## start

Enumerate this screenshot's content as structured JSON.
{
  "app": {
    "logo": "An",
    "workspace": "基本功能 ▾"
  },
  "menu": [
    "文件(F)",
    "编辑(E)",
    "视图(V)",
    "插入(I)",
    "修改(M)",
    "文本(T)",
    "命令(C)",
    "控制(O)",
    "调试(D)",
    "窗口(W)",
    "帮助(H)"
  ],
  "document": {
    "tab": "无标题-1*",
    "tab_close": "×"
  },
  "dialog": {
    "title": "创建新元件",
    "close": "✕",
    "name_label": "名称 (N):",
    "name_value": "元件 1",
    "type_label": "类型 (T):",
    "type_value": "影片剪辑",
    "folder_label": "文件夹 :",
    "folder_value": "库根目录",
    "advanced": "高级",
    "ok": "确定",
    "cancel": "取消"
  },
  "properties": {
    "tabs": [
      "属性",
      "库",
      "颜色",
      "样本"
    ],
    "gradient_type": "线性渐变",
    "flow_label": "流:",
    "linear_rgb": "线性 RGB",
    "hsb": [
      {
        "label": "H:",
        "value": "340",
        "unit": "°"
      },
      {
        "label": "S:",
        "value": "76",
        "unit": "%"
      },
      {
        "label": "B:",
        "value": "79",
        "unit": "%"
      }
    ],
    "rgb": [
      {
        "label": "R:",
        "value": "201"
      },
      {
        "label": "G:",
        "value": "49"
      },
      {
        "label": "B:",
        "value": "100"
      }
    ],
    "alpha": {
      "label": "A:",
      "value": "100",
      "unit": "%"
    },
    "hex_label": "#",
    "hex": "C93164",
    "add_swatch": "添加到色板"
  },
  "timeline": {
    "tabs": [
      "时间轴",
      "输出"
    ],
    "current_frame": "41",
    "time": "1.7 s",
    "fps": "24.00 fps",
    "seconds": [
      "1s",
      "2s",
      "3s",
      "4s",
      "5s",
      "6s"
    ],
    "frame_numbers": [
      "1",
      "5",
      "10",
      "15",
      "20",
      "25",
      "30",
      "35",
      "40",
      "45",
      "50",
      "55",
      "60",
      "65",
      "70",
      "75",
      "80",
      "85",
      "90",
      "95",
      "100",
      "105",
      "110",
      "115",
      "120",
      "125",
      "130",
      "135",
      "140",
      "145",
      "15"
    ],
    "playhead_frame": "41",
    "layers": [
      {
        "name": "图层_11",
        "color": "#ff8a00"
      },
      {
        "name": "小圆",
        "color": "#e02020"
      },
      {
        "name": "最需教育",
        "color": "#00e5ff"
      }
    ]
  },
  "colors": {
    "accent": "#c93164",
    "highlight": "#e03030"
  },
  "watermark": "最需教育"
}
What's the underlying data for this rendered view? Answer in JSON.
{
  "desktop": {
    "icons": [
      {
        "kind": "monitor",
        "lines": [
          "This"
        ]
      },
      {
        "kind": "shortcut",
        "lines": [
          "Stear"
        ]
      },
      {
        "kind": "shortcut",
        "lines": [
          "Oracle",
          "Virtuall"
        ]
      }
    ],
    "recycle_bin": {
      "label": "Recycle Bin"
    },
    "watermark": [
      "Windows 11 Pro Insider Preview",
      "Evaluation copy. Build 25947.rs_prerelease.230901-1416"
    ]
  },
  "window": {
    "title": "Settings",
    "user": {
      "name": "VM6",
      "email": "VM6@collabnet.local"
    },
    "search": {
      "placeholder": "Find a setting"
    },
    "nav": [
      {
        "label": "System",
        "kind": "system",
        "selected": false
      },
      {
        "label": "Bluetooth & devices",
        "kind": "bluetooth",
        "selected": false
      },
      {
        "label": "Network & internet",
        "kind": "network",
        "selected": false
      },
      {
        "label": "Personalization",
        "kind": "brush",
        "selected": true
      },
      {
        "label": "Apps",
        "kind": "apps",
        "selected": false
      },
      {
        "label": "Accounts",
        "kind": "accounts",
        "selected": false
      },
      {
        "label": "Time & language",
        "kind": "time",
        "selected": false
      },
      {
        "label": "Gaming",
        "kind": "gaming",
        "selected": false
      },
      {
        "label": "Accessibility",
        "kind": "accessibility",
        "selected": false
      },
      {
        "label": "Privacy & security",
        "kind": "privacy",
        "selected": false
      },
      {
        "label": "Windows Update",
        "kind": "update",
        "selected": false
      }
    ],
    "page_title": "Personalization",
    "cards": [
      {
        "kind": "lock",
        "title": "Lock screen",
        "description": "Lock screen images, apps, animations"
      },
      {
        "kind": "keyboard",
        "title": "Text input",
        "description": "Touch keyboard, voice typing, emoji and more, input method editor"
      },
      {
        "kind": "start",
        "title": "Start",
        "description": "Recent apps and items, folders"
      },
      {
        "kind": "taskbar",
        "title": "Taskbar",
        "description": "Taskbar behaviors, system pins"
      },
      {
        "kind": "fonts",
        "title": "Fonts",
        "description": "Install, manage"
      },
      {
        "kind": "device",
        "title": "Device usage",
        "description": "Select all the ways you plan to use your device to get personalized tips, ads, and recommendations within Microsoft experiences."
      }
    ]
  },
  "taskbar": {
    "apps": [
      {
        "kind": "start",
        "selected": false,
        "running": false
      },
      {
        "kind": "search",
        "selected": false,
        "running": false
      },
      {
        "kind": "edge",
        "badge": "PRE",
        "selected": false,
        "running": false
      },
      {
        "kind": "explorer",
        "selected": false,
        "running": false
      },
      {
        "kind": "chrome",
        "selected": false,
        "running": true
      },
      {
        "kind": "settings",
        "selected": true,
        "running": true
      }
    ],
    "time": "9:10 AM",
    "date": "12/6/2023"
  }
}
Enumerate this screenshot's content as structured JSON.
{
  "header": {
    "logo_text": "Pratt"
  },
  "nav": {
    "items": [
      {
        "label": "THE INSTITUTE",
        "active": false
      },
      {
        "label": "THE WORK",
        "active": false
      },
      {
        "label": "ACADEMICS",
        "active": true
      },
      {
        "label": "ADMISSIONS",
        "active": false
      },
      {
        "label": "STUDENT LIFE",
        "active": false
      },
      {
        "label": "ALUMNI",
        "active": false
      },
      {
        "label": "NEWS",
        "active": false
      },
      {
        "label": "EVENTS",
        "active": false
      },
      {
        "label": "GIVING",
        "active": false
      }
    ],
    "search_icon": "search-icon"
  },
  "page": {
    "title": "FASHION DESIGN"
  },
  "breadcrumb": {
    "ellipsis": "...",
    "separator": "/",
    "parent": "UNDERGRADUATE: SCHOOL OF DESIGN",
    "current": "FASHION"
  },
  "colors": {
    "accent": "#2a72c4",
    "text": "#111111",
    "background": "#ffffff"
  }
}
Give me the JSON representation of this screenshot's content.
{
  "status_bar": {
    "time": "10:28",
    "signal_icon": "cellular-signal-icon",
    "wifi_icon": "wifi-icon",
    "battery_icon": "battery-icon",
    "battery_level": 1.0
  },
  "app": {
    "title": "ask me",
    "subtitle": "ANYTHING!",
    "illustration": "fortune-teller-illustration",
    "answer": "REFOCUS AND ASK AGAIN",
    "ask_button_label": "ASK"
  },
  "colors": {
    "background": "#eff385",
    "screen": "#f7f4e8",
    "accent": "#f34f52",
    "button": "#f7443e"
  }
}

## end

Your objective: Go through the listing and print each line exactly as it appears.

Complete output:
Enumerate this screenshot's content as structured JSON.
{
  "app": {
    "logo": "An",
    "workspace": "基本功能 ▾"
  },
  "menu": [
    "文件(F)",
    "编辑(E)",
    "视图(V)",
    "插入(I)",
    "修改(M)",
    "文本(T)",
    "命令(C)",
    "控制(O)",
    "调试(D)",
    "窗口(W)",
    "帮助(H)"
  ],
  "document": {
    "tab": "无标题-1*",
    "tab_close": "×"
  },
  "dialog": {
    "title": "创建新元件",
    "close": "✕",
    "name_label": "名称 (N):",
    "name_value": "元件 1",
    "type_label": "类型 (T):",
    "type_value": "影片剪辑",
    "folder_label": "文件夹 :",
    "folder_value": "库根目录",
    "advanced": "高级",
    "ok": "确定",
    "cancel": "取消"
  },
  "properties": {
    "tabs": [
      "属性",
      "库",
      "颜色",
      "样本"
    ],
    "gradient_type": "线性渐变",
    "flow_label": "流:",
    "linear_rgb": "线性 RGB",
    "hsb": [
      {
        "label": "H:",
        "value": "340",
        "unit": "°"
      },
      {
        "label": "S:",
        "value": "76",
        "unit": "%"
      },
      {
        "label": "B:",
        "value": "79",
        "unit": "%"
      }
    ],
    "rgb": [
      {
        "label": "R:",
        "value": "201"
      },
      {
        "label": "G:",
        "value": "49"
      },
      {
        "label": "B:",
        "value": "100"
      }
    ],
    "alpha": {
      "label": "A:",
      "value": "100",
      "unit": "%"
    },
    "hex_label": "#",
    "hex": "C93164",
    "add_swatch": "添加到色板"
  },
  "timeline": {
    "tabs": [
      "时间轴",
      "输出"
    ],
    "current_frame": "41",
    "time": "1.7 s",
    "fps": "24.00 fps",
    "seconds": [
      "1s",
      "2s",
      "3s",
      "4s",
      "5s",
      "6s"
    ],
    "frame_numbers": [
      "1",
      "5",
      "10",
      "15",
      "20",
      "25",
      "30",
      "35",
      "40",
      "45",
      "50",
      "55",
      "60",
      "65",
      "70",
      "75",
      "80",
      "85",
      "90",
      "95",
      "100",
      "105",
      "110",
      "115",
      "120",
      "125",
      "130",
      "135",
      "140",
      "145",
      "15"
    ],
    "playhead_frame": "41",
    "layers": [
      {
        "name": "图层_11",
        "color": "#ff8a00"
      },
      {
        "name": "小圆",
        "color": "#e02020"
      },
      {
        "name": "最需教育",
        "color": "#00e5ff"
      }
    ]
  },
  "colors": {
    "accent": "#c93164",
    "highlight": "#e03030"
  },
  "watermark": "最需教育"
}
What's the underlying data for this rendered view? Answer in JSON.
{
  "desktop": {
    "icons": [
      {
        "kind": "monitor",
        "lines": [
          "This"
        ]
      },
      {
        "kind": "shortcut",
        "lines": [
          "Stear"
        ]
      },
      {
        "kind": "shortcut",
        "lines": [
          "Oracle",
          "Virtuall"
        ]
      }
    ],
    "recycle_bin": {
      "label": "Recycle Bin"
    },
    "watermark": [
      "Windows 11 Pro Insider Preview",
      "Evaluation copy. Build 25947.rs_prerelease.230901-1416"
    ]
  },
  "window": {
    "title": "Settings",
    "user": {
      "name": "VM6",
      "email": "VM6@collabnet.local"
    },
    "search": {
      "placeholder": "Find a setting"
    },
    "nav": [
      {
        "label": "System",
        "kind": "system",
        "selected": false
      },
      {
        "label": "Bluetooth & devices",
        "kind": "bluetooth",
        "selected": false
      },
      {
        "label": "Network & internet",
        "kind": "network",
        "selected": false
      },
      {
        "label": "Personalization",
        "kind": "brush",
        "selected": true
      },
      {
        "label": "Apps",
        "kind": "apps",
        "selected": false
      },
      {
        "label": "Accounts",
        "kind": "accounts",
        "selected": false
      },
      {
        "label": "Time & language",
        "kind": "time",
        "selected": false
      },
      {
        "label": "Gaming",
        "kind": "gaming",
        "selected": false
      },
      {
        "label": "Accessibility",
        "kind": "accessibility",
        "selected": false
      },
      {
        "label": "Privacy & security",
        "kind": "privacy",
        "selected": false
      },
      {
        "label": "Windows Update",
        "kind": "update",
        "selected": false
      }
    ],
    "page_title": "Personalization",
    "cards": [
      {
        "kind": "lock",
        "title": "Lock screen",
        "description": "Lock screen images, apps, animations"
      },
      {
        "kind": "keyboard",
        "title": "Text input",
        "description": "Touch keyboard, voice typing, emoji and more, input method editor"
      },
      {
        "kind": "start",
        "title": "Start",
        "description": "Recent apps and items, folders"
      },
      {
        "kind": "taskbar",
        "title": "Taskbar",
        "description": "Taskbar behaviors, system pins"
      },
      {
        "kind": "fonts",
        "title": "Fonts",
        "description": "Install, manage"
      },
      {
        "kind": "device",
        "title": "Device usage",
        "description": "Select all the ways you plan to use your device to get personalized tips, ads, and recommendations within Microsoft experiences."
      }
    ]
  },
  "taskbar": {
    "apps": [
      {
        "kind": "start",
        "selected": false,
        "running": false
      },
      {
        "kind": "search",
        "selected": false,
        "running": false
      },
      {
        "kind": "edge",
        "badge": "PRE",
        "selected": false,
        "running": false
      },
      {
        "kind": "explorer",
        "selected": false,
        "running": false
      },
      {
        "kind": "chrome",
        "selected": false,
        "running": true
      },
      {
        "kind": "settings",
        "selected": true,
        "running": true
      }
    ],
    "time": "9:10 AM",
    "date": "12/6/2023"
  }
}
Enumerate this screenshot's content as structured JSON.
{
  "header": {
    "logo_text": "Pratt"
  },
  "nav": {
    "items": [
      {
        "label": "THE INSTITUTE",
        "active": false
      },
      {
        "label": "THE WORK",
        "active": false
      },
      {
        "label": "ACADEMICS",
        "active": true
      },
      {
        "label": "ADMISSIONS",
        "active": false
      },
      {
        "label": "STUDENT LIFE",
        "active": false
      },
      {
        "label": "ALUMNI",
        "active": false
      },
      {
        "label": "NEWS",
        "active": false
      },
      {
        "label": "EVENTS",
        "active": false
      },
      {
        "label": "GIVING",
        "active": false
      }
    ],
    "search_icon": "search-icon"
  },
  "page": {
    "title": "FASHION DESIGN"
  },
  "breadcrumb": {
    "ellipsis": "...",
    "separator": "/",
    "parent": "UNDERGRADUATE: SCHOOL OF DESIGN",
    "current": "FASHION"
  },
  "colors": {
    "accent": "#2a72c4",
    "text": "#111111",
    "background": "#ffffff"
  }
}
Give me the JSON representation of this screenshot's content.
{
  "status_bar": {
    "time": "10:28",
    "signal_icon": "cellular-signal-icon",
    "wifi_icon": "wifi-icon",
    "battery_icon": "battery-icon",
    "battery_level": 1.0
  },
  "app": {
    "title": "ask me",
    "subtitle": "ANYTHING!",
    "illustration": "fortune-teller-illustration",
    "answer": "REFOCUS AND ASK AGAIN",
    "ask_button_label": "ASK"
  },
  "colors": {
    "background": "#eff385",
    "screen": "#f7f4e8",
    "accent": "#f34f52",
    "button": "#f7443e"
  }
}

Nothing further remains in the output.